Find every line in the records that holds the string "кейса". Copy each one.
☆ ☆ ☆
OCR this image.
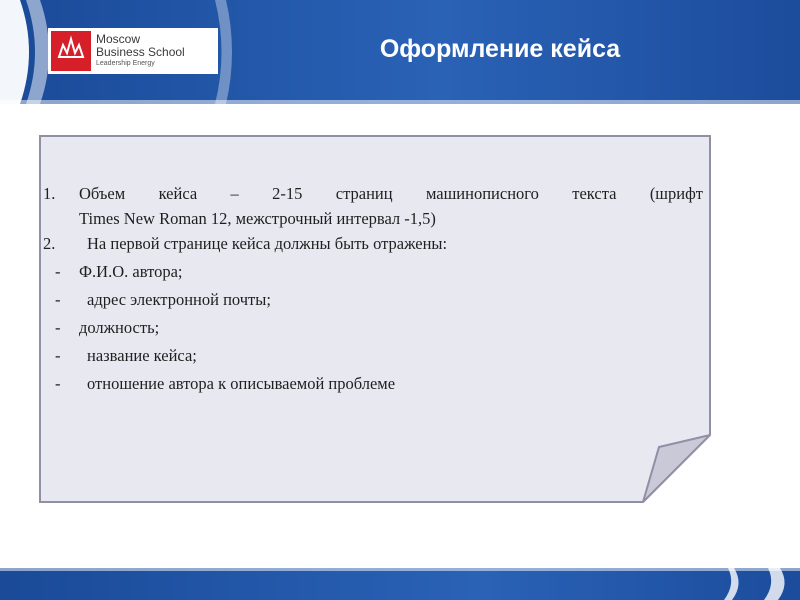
Moscow
Business School
Leadership Energy
Оформление кейса
1.	Объем кейса – 2-15 страниц машинописного текста (шрифт
Times New Roman 12, межстрочный интервал -1,5)
2.	На первой странице кейса должны быть отражены:
- Ф.И.О. автора;
- адрес электронной почты;
- должность;
- название кейса;
- отношение автора к описываемой проблеме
☆ ☆ ☆
[Final result]:
Оформление кейса
1.	Объем кейса – 2-15 страниц машинописного текста (шрифт
2.	На первой странице кейса должны быть отражены:
- название кейса;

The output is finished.